## Work order
Return each line of the entries that holds the string "werden".

## Exercise inputs
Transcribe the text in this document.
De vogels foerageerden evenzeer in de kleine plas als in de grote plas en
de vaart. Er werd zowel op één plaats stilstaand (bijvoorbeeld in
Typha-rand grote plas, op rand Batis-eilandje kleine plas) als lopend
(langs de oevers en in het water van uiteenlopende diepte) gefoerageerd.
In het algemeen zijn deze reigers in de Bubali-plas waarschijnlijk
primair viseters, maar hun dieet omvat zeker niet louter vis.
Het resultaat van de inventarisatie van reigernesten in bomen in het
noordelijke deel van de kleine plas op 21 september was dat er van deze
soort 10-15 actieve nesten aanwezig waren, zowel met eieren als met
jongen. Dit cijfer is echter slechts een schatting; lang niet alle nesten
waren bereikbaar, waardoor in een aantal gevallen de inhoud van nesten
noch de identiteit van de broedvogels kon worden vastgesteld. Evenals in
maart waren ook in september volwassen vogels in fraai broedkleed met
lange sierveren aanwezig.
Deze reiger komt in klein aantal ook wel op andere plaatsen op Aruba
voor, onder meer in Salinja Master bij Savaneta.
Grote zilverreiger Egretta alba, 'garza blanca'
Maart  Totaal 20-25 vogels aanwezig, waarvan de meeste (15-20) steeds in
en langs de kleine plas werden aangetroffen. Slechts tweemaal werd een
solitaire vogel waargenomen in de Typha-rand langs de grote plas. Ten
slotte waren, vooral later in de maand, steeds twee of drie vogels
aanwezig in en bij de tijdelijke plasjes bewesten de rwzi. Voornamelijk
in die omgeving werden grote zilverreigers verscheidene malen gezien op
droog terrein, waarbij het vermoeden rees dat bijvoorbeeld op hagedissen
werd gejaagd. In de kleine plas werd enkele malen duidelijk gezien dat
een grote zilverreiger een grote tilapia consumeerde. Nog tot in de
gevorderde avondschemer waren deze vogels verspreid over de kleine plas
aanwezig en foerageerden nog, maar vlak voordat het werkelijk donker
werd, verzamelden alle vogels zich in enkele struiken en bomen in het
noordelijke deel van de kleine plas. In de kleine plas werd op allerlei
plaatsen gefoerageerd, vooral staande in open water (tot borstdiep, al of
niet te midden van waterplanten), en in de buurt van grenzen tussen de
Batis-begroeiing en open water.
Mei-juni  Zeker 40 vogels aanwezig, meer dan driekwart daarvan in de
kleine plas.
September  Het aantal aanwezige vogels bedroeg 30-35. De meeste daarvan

## Reply to the task
en langs de kleine plas werden aangetroffen. Slechts tweemaal werd een
in die omgeving werden grote zilverreigers verscheidene malen gezien op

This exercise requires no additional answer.